[Lines of data]
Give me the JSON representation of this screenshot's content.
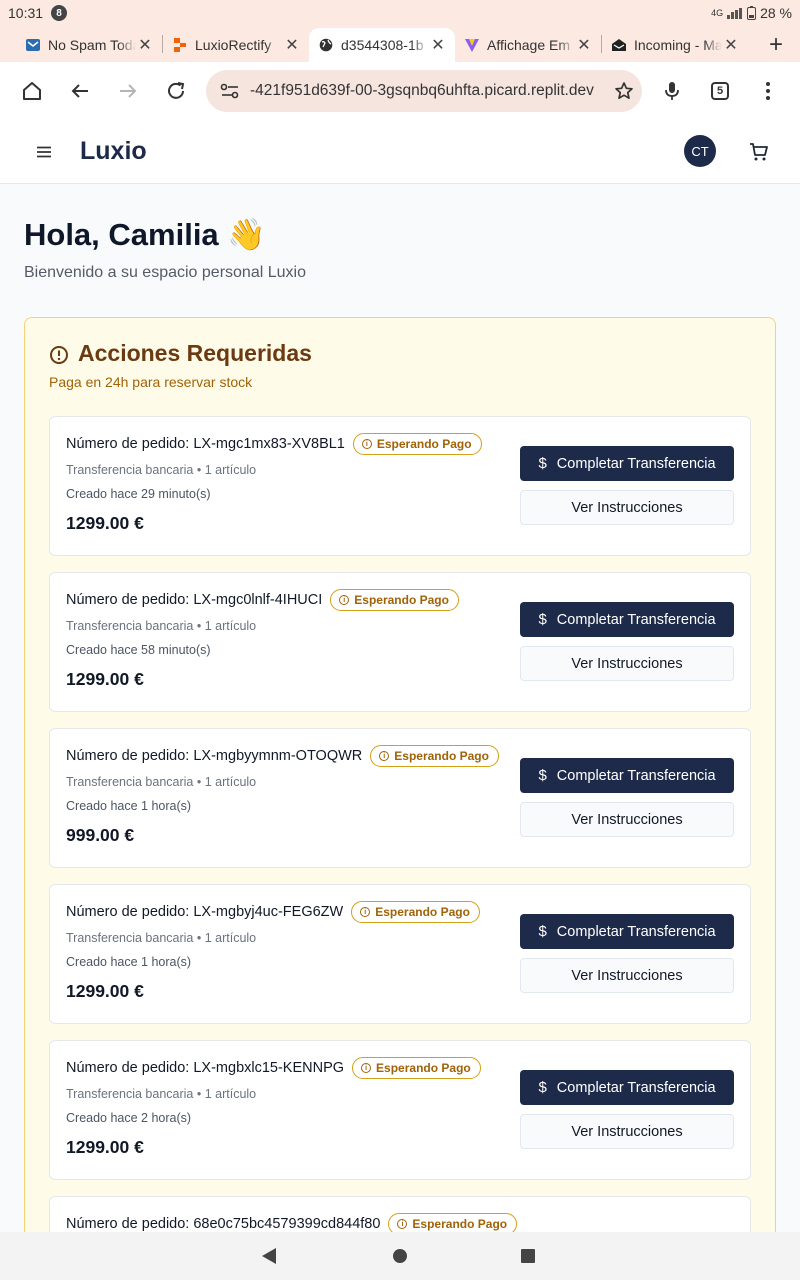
{
  "status_bar": {
    "time": "10:31",
    "notif_badge": "8",
    "network": "4G",
    "battery": "28 %"
  },
  "tabs": [
    {
      "title": "No Spam Today",
      "favicon": "mail-icon",
      "active": false
    },
    {
      "title": "LuxioRectify",
      "favicon": "replit-icon",
      "active": false
    },
    {
      "title": "d3544308-1b",
      "favicon": "globe-icon",
      "active": true
    },
    {
      "title": "Affichage Em",
      "favicon": "vite-icon",
      "active": false
    },
    {
      "title": "Incoming - Mail",
      "favicon": "inbox-icon",
      "active": false
    }
  ],
  "toolbar": {
    "url": "-421f951d639f-00-3gsqnbq6uhfta.picard.replit.dev",
    "tab_count": "5"
  },
  "app": {
    "brand": "Luxio",
    "avatar_initials": "CT"
  },
  "greeting": {
    "title": "Hola, Camilia 👋",
    "subtitle": "Bienvenido a su espacio personal Luxio"
  },
  "actions": {
    "title": "Acciones Requeridas",
    "subtitle": "Paga en 24h para reservar stock",
    "orders": [
      {
        "label": "Número de pedido: LX-mgc1mx83-XV8BL1",
        "badge": "Esperando Pago",
        "method": "Transferencia bancaria • 1 artículo",
        "created": "Creado hace 29 minuto(s)",
        "amount": "1299.00 €",
        "primary": "Completar Transferencia",
        "secondary": "Ver Instrucciones"
      },
      {
        "label": "Número de pedido: LX-mgc0lnlf-4IHUCI",
        "badge": "Esperando Pago",
        "method": "Transferencia bancaria • 1 artículo",
        "created": "Creado hace 58 minuto(s)",
        "amount": "1299.00 €",
        "primary": "Completar Transferencia",
        "secondary": "Ver Instrucciones"
      },
      {
        "label": "Número de pedido: LX-mgbyymnm-OTOQWR",
        "badge": "Esperando Pago",
        "method": "Transferencia bancaria • 1 artículo",
        "created": "Creado hace 1 hora(s)",
        "amount": "999.00 €",
        "primary": "Completar Transferencia",
        "secondary": "Ver Instrucciones"
      },
      {
        "label": "Número de pedido: LX-mgbyj4uc-FEG6ZW",
        "badge": "Esperando Pago",
        "method": "Transferencia bancaria • 1 artículo",
        "created": "Creado hace 1 hora(s)",
        "amount": "1299.00 €",
        "primary": "Completar Transferencia",
        "secondary": "Ver Instrucciones"
      },
      {
        "label": "Número de pedido: LX-mgbxlc15-KENNPG",
        "badge": "Esperando Pago",
        "method": "Transferencia bancaria • 1 artículo",
        "created": "Creado hace 2 hora(s)",
        "amount": "1299.00 €",
        "primary": "Completar Transferencia",
        "secondary": "Ver Instrucciones"
      },
      {
        "label": "Número de pedido: 68e0c75bc4579399cd844f80",
        "badge": "Esperando Pago",
        "method": "",
        "created": "",
        "amount": "",
        "primary": "",
        "secondary": ""
      }
    ]
  },
  "colors": {
    "navy": "#1e2a4a",
    "warning_bg": "#fefce8",
    "warning_border": "#f5d27a",
    "warning_text": "#a16207",
    "title_brown": "#6b3a12"
  }
}
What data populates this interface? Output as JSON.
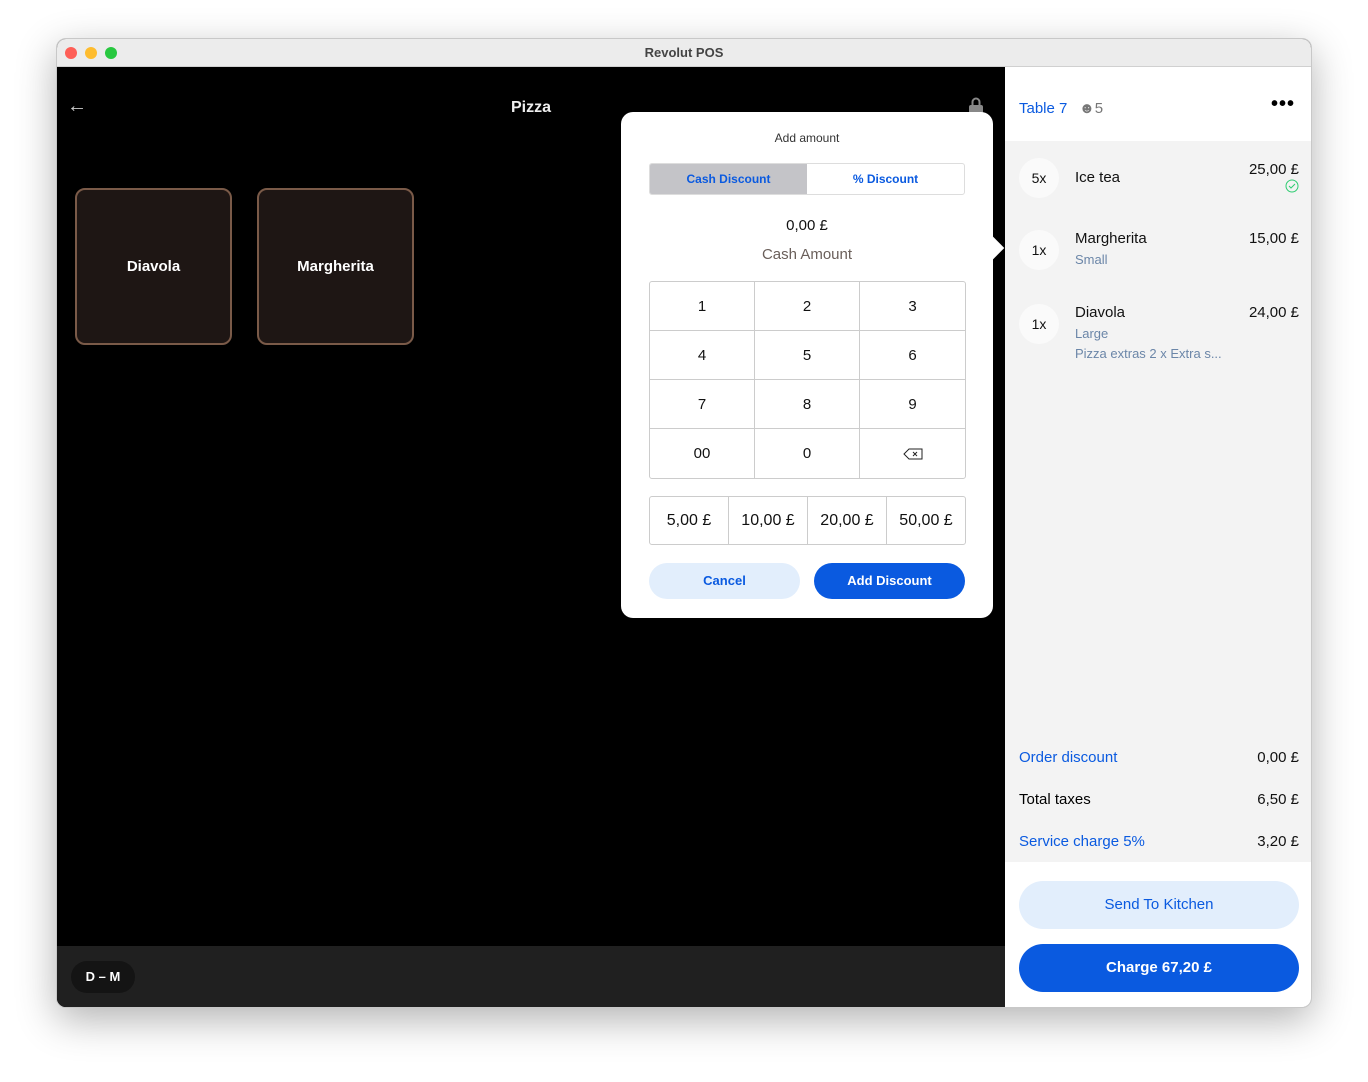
{
  "window": {
    "title": "Revolut POS"
  },
  "menu": {
    "title": "Pizza",
    "products": [
      "Diavola",
      "Margherita"
    ],
    "user_badge": "D – M"
  },
  "order": {
    "table": "Table 7",
    "guests": "5",
    "items": [
      {
        "qty": "5x",
        "name": "Ice tea",
        "price": "25,00 £",
        "sent": true
      },
      {
        "qty": "1x",
        "name": "Margherita",
        "price": "15,00 £",
        "details": [
          "Small"
        ]
      },
      {
        "qty": "1x",
        "name": "Diavola",
        "price": "24,00 £",
        "details": [
          "Large",
          "Pizza extras 2 x Extra s..."
        ]
      }
    ],
    "summary": {
      "order_discount_label": "Order discount",
      "order_discount": "0,00 £",
      "taxes_label": "Total taxes",
      "taxes": "6,50 £",
      "service_label": "Service charge 5%",
      "service": "3,20 £"
    },
    "send_label": "Send To Kitchen",
    "charge_label": "Charge 67,20 £"
  },
  "dialog": {
    "title": "Add amount",
    "tabs": [
      "Cash Discount",
      "% Discount"
    ],
    "active_tab": "Cash Discount",
    "amount": "0,00 £",
    "amount_label": "Cash Amount",
    "keys": [
      "1",
      "2",
      "3",
      "4",
      "5",
      "6",
      "7",
      "8",
      "9",
      "00",
      "0"
    ],
    "quick_amounts": [
      "5,00 £",
      "10,00 £",
      "20,00 £",
      "50,00 £"
    ],
    "cancel_label": "Cancel",
    "confirm_label": "Add Discount"
  },
  "colors": {
    "accent": "#0a5ae0",
    "accent_light": "#e2eefc",
    "success": "#2ecc71"
  }
}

- _WHAT IS EXPECTED_
Write the material out again exactly as it appears, dropping the pictures.

- _COMPLETE OUTPUT_
Give me the JSON representation of this screenshot's content.
{
  "status_bar": {
    "time": "10:31",
    "notif_badge": "8",
    "network": "4G",
    "battery": "28 %"
  },
  "tabs": [
    {
      "title": "No Spam Today",
      "favicon": "mail-icon",
      "active": false
    },
    {
      "title": "LuxioRectify",
      "favicon": "replit-icon",
      "active": false
    },
    {
      "title": "d3544308-1b",
      "favicon": "globe-icon",
      "active": true
    },
    {
      "title": "Affichage Em",
      "favicon": "vite-icon",
      "active": false
    },
    {
      "title": "Incoming - Mail",
      "favicon": "inbox-icon",
      "active": false
    }
  ],
  "toolbar": {
    "url": "-421f951d639f-00-3gsqnbq6uhfta.picard.replit.dev",
    "tab_count": "5"
  },
  "app": {
    "brand": "Luxio",
    "avatar_initials": "CT"
  },
  "greeting": {
    "title": "Hola, Camilia 👋",
    "subtitle": "Bienvenido a su espacio personal Luxio"
  },
  "actions": {
    "title": "Acciones Requeridas",
    "subtitle": "Paga en 24h para reservar stock",
    "orders": [
      {
        "label": "Número de pedido: LX-mgc1mx83-XV8BL1",
        "badge": "Esperando Pago",
        "method": "Transferencia bancaria • 1 artículo",
        "created": "Creado hace 29 minuto(s)",
        "amount": "1299.00 €",
        "primary": "Completar Transferencia",
        "secondary": "Ver Instrucciones"
      },
      {
        "label": "Número de pedido: LX-mgc0lnlf-4IHUCI",
        "badge": "Esperando Pago",
        "method": "Transferencia bancaria • 1 artículo",
        "created": "Creado hace 58 minuto(s)",
        "amount": "1299.00 €",
        "primary": "Completar Transferencia",
        "secondary": "Ver Instrucciones"
      },
      {
        "label": "Número de pedido: LX-mgbyymnm-OTOQWR",
        "badge": "Esperando Pago",
        "method": "Transferencia bancaria • 1 artículo",
        "created": "Creado hace 1 hora(s)",
        "amount": "999.00 €",
        "primary": "Completar Transferencia",
        "secondary": "Ver Instrucciones"
      },
      {
        "label": "Número de pedido: LX-mgbyj4uc-FEG6ZW",
        "badge": "Esperando Pago",
        "method": "Transferencia bancaria • 1 artículo",
        "created": "Creado hace 1 hora(s)",
        "amount": "1299.00 €",
        "primary": "Completar Transferencia",
        "secondary": "Ver Instrucciones"
      },
      {
        "label": "Número de pedido: LX-mgbxlc15-KENNPG",
        "badge": "Esperando Pago",
        "method": "Transferencia bancaria • 1 artículo",
        "created": "Creado hace 2 hora(s)",
        "amount": "1299.00 €",
        "primary": "Completar Transferencia",
        "secondary": "Ver Instrucciones"
      },
      {
        "label": "Número de pedido: 68e0c75bc4579399cd844f80",
        "badge": "Esperando Pago",
        "method": "",
        "created": "",
        "amount": "",
        "primary": "",
        "secondary": ""
      }
    ]
  },
  "colors": {
    "navy": "#1e2a4a",
    "warning_bg": "#fefce8",
    "warning_border": "#f5d27a",
    "warning_text": "#a16207",
    "title_brown": "#6b3a12"
  }
}
What data populates this interface? Output as JSON.
{
  "window": {
    "title": "Revolut POS"
  },
  "menu": {
    "title": "Pizza",
    "products": [
      "Diavola",
      "Margherita"
    ],
    "user_badge": "D – M"
  },
  "order": {
    "table": "Table 7",
    "guests": "5",
    "items": [
      {
        "qty": "5x",
        "name": "Ice tea",
        "price": "25,00 £",
        "sent": true
      },
      {
        "qty": "1x",
        "name": "Margherita",
        "price": "15,00 £",
        "details": [
          "Small"
        ]
      },
      {
        "qty": "1x",
        "name": "Diavola",
        "price": "24,00 £",
        "details": [
          "Large",
          "Pizza extras 2 x Extra s..."
        ]
      }
    ],
    "summary": {
      "order_discount_label": "Order discount",
      "order_discount": "0,00 £",
      "taxes_label": "Total taxes",
      "taxes": "6,50 £",
      "service_label": "Service charge 5%",
      "service": "3,20 £"
    },
    "send_label": "Send To Kitchen",
    "charge_label": "Charge 67,20 £"
  },
  "dialog": {
    "title": "Add amount",
    "tabs": [
      "Cash Discount",
      "% Discount"
    ],
    "active_tab": "Cash Discount",
    "amount": "0,00 £",
    "amount_label": "Cash Amount",
    "keys": [
      "1",
      "2",
      "3",
      "4",
      "5",
      "6",
      "7",
      "8",
      "9",
      "00",
      "0"
    ],
    "quick_amounts": [
      "5,00 £",
      "10,00 £",
      "20,00 £",
      "50,00 £"
    ],
    "cancel_label": "Cancel",
    "confirm_label": "Add Discount"
  },
  "colors": {
    "accent": "#0a5ae0",
    "accent_light": "#e2eefc",
    "success": "#2ecc71"
  }
}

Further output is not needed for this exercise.